- _SET PROBLEM_
Find "Read out every word on this page." in the records that follow; print that line and each subsequent line through the last one, verbatim and with nothing added.

* Begin DATA PROVIDED *

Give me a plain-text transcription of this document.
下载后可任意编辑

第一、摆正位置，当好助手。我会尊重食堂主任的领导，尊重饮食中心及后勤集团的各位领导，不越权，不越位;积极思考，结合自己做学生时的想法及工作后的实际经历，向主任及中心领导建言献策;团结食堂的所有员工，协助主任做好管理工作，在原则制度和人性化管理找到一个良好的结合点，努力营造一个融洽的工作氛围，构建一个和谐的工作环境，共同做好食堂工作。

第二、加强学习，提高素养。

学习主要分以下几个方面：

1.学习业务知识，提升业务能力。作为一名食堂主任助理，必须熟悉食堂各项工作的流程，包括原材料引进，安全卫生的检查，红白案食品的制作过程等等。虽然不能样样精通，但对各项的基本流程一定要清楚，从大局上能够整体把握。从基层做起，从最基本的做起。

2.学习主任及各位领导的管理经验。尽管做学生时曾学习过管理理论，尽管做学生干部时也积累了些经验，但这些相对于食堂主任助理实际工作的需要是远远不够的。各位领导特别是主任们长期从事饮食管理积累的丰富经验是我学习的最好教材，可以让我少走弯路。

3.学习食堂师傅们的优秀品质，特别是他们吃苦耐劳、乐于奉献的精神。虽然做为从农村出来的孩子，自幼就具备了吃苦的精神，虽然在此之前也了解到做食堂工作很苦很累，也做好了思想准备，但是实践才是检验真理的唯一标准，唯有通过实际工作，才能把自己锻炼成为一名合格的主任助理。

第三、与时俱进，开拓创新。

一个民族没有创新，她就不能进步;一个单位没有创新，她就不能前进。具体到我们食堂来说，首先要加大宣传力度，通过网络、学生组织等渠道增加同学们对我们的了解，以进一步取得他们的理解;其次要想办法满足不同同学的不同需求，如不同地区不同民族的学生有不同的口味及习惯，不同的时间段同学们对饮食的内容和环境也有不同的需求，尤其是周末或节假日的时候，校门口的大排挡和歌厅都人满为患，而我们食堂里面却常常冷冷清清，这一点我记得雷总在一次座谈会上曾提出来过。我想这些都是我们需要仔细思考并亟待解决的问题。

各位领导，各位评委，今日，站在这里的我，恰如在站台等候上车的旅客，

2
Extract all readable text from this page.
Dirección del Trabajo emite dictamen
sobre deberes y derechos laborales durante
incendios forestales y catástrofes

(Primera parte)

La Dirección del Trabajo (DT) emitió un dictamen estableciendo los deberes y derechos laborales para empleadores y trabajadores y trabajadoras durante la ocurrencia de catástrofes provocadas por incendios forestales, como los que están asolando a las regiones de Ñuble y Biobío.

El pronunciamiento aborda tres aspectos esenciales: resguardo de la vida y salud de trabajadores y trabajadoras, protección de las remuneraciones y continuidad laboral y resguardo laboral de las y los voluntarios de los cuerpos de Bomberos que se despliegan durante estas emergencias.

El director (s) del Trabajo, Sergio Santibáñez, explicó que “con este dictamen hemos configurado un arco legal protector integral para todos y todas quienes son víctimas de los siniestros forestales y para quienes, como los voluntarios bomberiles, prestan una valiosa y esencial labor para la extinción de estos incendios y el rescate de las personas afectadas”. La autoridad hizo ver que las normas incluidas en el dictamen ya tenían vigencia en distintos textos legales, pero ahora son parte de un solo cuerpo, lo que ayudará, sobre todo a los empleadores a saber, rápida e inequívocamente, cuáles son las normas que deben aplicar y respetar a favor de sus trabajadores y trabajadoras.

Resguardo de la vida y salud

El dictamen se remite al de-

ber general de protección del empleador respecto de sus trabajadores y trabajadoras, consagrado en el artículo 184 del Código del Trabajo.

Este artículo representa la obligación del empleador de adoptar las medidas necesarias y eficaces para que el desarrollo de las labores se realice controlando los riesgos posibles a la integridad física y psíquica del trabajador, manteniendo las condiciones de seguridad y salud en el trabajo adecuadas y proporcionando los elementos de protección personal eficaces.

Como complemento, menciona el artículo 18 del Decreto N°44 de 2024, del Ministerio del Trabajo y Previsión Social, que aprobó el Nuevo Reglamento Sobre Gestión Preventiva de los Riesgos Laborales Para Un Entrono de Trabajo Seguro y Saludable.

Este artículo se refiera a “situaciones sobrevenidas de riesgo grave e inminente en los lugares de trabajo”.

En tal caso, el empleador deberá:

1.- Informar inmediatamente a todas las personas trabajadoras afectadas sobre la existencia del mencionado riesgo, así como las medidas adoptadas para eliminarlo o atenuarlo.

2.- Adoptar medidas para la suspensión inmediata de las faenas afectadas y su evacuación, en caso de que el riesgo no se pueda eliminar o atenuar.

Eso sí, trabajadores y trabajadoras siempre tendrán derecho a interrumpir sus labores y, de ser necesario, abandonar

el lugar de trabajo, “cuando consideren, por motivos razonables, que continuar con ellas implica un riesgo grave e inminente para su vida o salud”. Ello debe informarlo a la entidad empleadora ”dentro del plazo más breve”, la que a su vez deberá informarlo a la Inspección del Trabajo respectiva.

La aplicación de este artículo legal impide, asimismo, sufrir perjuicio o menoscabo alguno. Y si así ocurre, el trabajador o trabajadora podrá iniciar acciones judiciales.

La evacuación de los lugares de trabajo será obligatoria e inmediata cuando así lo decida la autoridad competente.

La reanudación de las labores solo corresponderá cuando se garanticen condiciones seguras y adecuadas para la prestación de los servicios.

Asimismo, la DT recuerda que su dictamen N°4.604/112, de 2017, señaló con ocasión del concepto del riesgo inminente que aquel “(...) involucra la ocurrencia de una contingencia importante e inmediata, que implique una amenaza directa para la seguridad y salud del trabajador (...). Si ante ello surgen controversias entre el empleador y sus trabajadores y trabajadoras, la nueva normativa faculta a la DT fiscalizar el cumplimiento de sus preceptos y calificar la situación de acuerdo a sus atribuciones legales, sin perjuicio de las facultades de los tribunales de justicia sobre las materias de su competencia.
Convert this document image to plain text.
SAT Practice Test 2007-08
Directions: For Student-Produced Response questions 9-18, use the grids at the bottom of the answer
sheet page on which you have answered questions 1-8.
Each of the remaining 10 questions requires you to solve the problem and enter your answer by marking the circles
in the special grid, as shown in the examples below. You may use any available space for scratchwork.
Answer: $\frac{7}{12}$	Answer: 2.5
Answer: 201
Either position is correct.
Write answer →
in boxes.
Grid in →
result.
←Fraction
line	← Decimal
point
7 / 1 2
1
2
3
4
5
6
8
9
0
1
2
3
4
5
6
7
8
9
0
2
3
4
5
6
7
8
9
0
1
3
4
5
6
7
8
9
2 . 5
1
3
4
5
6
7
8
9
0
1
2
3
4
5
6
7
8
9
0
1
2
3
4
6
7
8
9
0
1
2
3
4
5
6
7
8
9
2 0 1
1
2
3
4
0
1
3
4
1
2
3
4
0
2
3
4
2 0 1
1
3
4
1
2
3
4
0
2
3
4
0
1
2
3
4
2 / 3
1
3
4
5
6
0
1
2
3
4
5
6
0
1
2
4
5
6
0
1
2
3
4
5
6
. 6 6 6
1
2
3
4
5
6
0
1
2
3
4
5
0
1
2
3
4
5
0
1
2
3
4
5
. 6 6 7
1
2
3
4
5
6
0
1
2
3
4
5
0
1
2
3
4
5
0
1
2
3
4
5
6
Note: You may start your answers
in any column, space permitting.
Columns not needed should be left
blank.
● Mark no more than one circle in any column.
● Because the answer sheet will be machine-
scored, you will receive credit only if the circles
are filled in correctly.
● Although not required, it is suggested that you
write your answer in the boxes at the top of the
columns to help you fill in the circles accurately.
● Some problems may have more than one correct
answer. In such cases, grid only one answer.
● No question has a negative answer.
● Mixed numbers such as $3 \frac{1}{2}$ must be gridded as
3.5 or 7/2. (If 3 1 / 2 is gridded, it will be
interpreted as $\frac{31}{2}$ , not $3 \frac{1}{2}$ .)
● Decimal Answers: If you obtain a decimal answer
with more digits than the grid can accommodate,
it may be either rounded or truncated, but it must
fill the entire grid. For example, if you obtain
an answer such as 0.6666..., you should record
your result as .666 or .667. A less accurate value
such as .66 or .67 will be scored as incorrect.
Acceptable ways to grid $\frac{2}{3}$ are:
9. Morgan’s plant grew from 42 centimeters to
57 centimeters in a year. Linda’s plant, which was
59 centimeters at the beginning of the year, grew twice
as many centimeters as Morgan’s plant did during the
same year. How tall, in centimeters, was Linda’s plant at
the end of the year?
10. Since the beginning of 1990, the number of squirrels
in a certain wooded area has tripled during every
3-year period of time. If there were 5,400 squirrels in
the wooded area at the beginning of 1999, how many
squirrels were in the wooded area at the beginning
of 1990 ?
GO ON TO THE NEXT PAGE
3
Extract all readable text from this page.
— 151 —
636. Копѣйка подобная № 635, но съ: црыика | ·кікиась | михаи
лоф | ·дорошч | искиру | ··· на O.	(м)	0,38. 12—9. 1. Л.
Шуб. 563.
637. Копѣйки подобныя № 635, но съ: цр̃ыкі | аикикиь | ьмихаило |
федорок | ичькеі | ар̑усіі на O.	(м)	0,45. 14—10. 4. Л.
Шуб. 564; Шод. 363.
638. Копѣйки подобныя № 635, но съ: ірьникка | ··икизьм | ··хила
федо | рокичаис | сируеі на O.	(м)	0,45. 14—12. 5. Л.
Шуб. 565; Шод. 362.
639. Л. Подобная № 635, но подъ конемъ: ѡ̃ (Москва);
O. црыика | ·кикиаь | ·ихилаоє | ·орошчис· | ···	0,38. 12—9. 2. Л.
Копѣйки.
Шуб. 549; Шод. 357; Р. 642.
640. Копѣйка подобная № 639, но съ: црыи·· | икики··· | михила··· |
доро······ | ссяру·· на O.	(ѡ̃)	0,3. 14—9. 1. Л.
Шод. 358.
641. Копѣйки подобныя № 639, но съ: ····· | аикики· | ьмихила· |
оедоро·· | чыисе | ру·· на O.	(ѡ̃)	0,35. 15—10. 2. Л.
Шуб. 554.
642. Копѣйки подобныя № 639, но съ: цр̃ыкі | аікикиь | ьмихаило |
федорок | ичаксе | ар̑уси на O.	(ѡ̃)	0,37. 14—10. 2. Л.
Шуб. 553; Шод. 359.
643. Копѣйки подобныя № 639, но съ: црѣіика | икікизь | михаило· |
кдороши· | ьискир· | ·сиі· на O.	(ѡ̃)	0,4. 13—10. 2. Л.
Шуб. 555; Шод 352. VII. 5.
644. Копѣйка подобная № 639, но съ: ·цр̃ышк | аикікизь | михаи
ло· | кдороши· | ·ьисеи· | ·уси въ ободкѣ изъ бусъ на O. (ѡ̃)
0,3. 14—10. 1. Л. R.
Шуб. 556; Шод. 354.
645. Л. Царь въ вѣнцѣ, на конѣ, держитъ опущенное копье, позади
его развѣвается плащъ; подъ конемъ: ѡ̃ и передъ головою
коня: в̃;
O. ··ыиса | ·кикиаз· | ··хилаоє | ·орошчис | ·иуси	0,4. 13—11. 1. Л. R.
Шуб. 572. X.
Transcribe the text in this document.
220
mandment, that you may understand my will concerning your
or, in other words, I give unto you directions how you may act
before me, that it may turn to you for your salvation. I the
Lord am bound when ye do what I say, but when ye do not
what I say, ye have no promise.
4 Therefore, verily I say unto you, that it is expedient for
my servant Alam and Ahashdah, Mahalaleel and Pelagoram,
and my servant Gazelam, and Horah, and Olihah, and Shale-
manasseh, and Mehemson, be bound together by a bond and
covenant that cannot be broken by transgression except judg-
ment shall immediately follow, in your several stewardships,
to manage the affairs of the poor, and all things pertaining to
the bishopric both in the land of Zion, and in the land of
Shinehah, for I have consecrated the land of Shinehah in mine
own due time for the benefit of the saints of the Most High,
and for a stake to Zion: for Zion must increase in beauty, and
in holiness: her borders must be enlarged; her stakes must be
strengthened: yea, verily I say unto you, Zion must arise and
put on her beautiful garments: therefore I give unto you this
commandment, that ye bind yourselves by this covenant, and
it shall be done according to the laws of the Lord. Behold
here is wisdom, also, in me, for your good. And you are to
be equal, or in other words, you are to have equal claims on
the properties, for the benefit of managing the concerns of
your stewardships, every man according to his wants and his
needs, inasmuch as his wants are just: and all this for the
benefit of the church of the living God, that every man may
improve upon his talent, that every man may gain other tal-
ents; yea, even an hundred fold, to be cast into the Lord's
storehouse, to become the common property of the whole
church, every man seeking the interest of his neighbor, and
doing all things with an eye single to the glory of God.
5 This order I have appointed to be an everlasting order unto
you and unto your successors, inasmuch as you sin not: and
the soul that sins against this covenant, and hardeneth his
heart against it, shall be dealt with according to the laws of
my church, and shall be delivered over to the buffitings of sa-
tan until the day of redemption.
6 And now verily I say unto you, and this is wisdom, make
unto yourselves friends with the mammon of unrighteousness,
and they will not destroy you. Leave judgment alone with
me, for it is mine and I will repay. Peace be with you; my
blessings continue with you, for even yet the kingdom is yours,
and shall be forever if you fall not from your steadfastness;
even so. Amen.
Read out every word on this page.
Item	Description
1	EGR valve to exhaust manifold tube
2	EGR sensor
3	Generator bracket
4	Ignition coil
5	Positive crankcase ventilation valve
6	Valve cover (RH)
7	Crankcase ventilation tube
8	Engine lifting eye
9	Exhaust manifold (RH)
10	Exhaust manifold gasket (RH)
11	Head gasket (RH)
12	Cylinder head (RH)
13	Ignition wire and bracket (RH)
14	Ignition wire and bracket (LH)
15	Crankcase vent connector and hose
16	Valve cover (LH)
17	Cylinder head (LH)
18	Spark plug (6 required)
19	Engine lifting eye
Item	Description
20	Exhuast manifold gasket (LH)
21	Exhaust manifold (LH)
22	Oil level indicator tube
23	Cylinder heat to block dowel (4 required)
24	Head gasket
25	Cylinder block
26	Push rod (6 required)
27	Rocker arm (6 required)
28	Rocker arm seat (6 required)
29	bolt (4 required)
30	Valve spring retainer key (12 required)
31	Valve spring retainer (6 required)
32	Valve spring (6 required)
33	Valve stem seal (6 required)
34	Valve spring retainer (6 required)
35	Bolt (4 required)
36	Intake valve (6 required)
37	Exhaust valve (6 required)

* End DATA PROVIDED *

- _SOLUTION TO THE EXERCISE_
Read out every word on this page.
Item	Description
1	EGR valve to exhaust manifold tube
2	EGR sensor
3	Generator bracket
4	Ignition coil
5	Positive crankcase ventilation valve
6	Valve cover (RH)
7	Crankcase ventilation tube
8	Engine lifting eye
9	Exhaust manifold (RH)
10	Exhaust manifold gasket (RH)
11	Head gasket (RH)
12	Cylinder head (RH)
13	Ignition wire and bracket (RH)
14	Ignition wire and bracket (LH)
15	Crankcase vent connector and hose
16	Valve cover (LH)
17	Cylinder head (LH)
18	Spark plug (6 required)
19	Engine lifting eye
Item	Description
20	Exhuast manifold gasket (LH)
21	Exhaust manifold (LH)
22	Oil level indicator tube
23	Cylinder heat to block dowel (4 required)
24	Head gasket
25	Cylinder block
26	Push rod (6 required)
27	Rocker arm (6 required)
28	Rocker arm seat (6 required)
29	bolt (4 required)
30	Valve spring retainer key (12 required)
31	Valve spring retainer (6 required)
32	Valve spring (6 required)
33	Valve stem seal (6 required)
34	Valve spring retainer (6 required)
35	Bolt (4 required)
36	Intake valve (6 required)
37	Exhaust valve (6 required)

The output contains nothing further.